Please transcribe the data that follows without the pictures, keeping every word the same.
* * *
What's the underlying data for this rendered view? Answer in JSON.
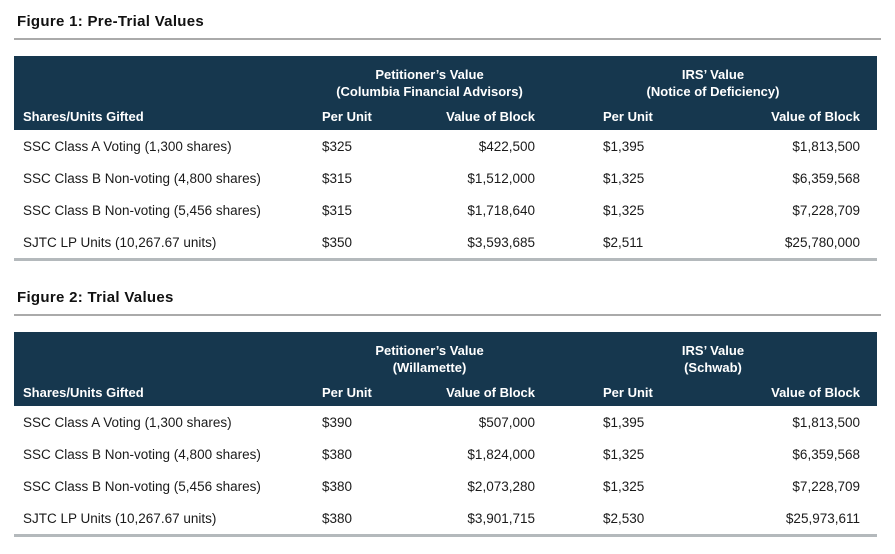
{
  "colors": {
    "header_bg": "#16374e",
    "header_text": "#ffffff",
    "rule_gray": "#aaaaaa",
    "table_bottom_rule": "#b4b9bc",
    "body_text": "#1a1a1a"
  },
  "figures": [
    {
      "title": "Figure 1: Pre-Trial Values",
      "group1_title": "Petitioner’s Value",
      "group1_subtitle": "(Columbia Financial Advisors)",
      "group2_title": "IRS’ Value",
      "group2_subtitle": "(Notice of Deficiency)",
      "col_label": "Shares/Units Gifted",
      "col_per_unit_1": "Per Unit",
      "col_value_of_block_1": "Value of Block",
      "col_per_unit_2": "Per Unit",
      "col_value_of_block_2": "Value of Block",
      "rows": [
        {
          "label": "SSC Class A Voting (1,300 shares)",
          "p_per_unit": "$325",
          "p_block": "$422,500",
          "i_per_unit": "$1,395",
          "i_block": "$1,813,500"
        },
        {
          "label": "SSC Class B Non-voting (4,800 shares)",
          "p_per_unit": "$315",
          "p_block": "$1,512,000",
          "i_per_unit": "$1,325",
          "i_block": "$6,359,568"
        },
        {
          "label": "SSC Class B Non-voting (5,456 shares)",
          "p_per_unit": "$315",
          "p_block": "$1,718,640",
          "i_per_unit": "$1,325",
          "i_block": "$7,228,709"
        },
        {
          "label": "SJTC LP Units (10,267.67 units)",
          "p_per_unit": "$350",
          "p_block": "$3,593,685",
          "i_per_unit": "$2,511",
          "i_block": "$25,780,000"
        }
      ]
    },
    {
      "title": "Figure 2: Trial Values",
      "group1_title": "Petitioner’s Value",
      "group1_subtitle": "(Willamette)",
      "group2_title": "IRS’ Value",
      "group2_subtitle": "(Schwab)",
      "col_label": "Shares/Units Gifted",
      "col_per_unit_1": "Per Unit",
      "col_value_of_block_1": "Value of Block",
      "col_per_unit_2": "Per Unit",
      "col_value_of_block_2": "Value of Block",
      "rows": [
        {
          "label": "SSC Class A Voting (1,300 shares)",
          "p_per_unit": "$390",
          "p_block": "$507,000",
          "i_per_unit": "$1,395",
          "i_block": "$1,813,500"
        },
        {
          "label": "SSC Class B Non-voting (4,800 shares)",
          "p_per_unit": "$380",
          "p_block": "$1,824,000",
          "i_per_unit": "$1,325",
          "i_block": "$6,359,568"
        },
        {
          "label": "SSC Class B Non-voting (5,456 shares)",
          "p_per_unit": "$380",
          "p_block": "$2,073,280",
          "i_per_unit": "$1,325",
          "i_block": "$7,228,709"
        },
        {
          "label": "SJTC LP Units (10,267.67 units)",
          "p_per_unit": "$380",
          "p_block": "$3,901,715",
          "i_per_unit": "$2,530",
          "i_block": "$25,973,611"
        }
      ]
    }
  ]
}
* * *
**Correct answer**
What's the underlying data for this rendered view? Answer in JSON.
{
  "colors": {
    "header_bg": "#16374e",
    "header_text": "#ffffff",
    "rule_gray": "#aaaaaa",
    "table_bottom_rule": "#b4b9bc",
    "body_text": "#1a1a1a"
  },
  "figures": [
    {
      "title": "Figure 1: Pre-Trial Values",
      "group1_title": "Petitioner’s Value",
      "group1_subtitle": "(Columbia Financial Advisors)",
      "group2_title": "IRS’ Value",
      "group2_subtitle": "(Notice of Deficiency)",
      "col_label": "Shares/Units Gifted",
      "col_per_unit_1": "Per Unit",
      "col_value_of_block_1": "Value of Block",
      "col_per_unit_2": "Per Unit",
      "col_value_of_block_2": "Value of Block",
      "rows": [
        {
          "label": "SSC Class A Voting (1,300 shares)",
          "p_per_unit": "$325",
          "p_block": "$422,500",
          "i_per_unit": "$1,395",
          "i_block": "$1,813,500"
        },
        {
          "label": "SSC Class B Non-voting (4,800 shares)",
          "p_per_unit": "$315",
          "p_block": "$1,512,000",
          "i_per_unit": "$1,325",
          "i_block": "$6,359,568"
        },
        {
          "label": "SSC Class B Non-voting (5,456 shares)",
          "p_per_unit": "$315",
          "p_block": "$1,718,640",
          "i_per_unit": "$1,325",
          "i_block": "$7,228,709"
        },
        {
          "label": "SJTC LP Units (10,267.67 units)",
          "p_per_unit": "$350",
          "p_block": "$3,593,685",
          "i_per_unit": "$2,511",
          "i_block": "$25,780,000"
        }
      ]
    },
    {
      "title": "Figure 2: Trial Values",
      "group1_title": "Petitioner’s Value",
      "group1_subtitle": "(Willamette)",
      "group2_title": "IRS’ Value",
      "group2_subtitle": "(Schwab)",
      "col_label": "Shares/Units Gifted",
      "col_per_unit_1": "Per Unit",
      "col_value_of_block_1": "Value of Block",
      "col_per_unit_2": "Per Unit",
      "col_value_of_block_2": "Value of Block",
      "rows": [
        {
          "label": "SSC Class A Voting (1,300 shares)",
          "p_per_unit": "$390",
          "p_block": "$507,000",
          "i_per_unit": "$1,395",
          "i_block": "$1,813,500"
        },
        {
          "label": "SSC Class B Non-voting (4,800 shares)",
          "p_per_unit": "$380",
          "p_block": "$1,824,000",
          "i_per_unit": "$1,325",
          "i_block": "$6,359,568"
        },
        {
          "label": "SSC Class B Non-voting (5,456 shares)",
          "p_per_unit": "$380",
          "p_block": "$2,073,280",
          "i_per_unit": "$1,325",
          "i_block": "$7,228,709"
        },
        {
          "label": "SJTC LP Units (10,267.67 units)",
          "p_per_unit": "$380",
          "p_block": "$3,901,715",
          "i_per_unit": "$2,530",
          "i_block": "$25,973,611"
        }
      ]
    }
  ]
}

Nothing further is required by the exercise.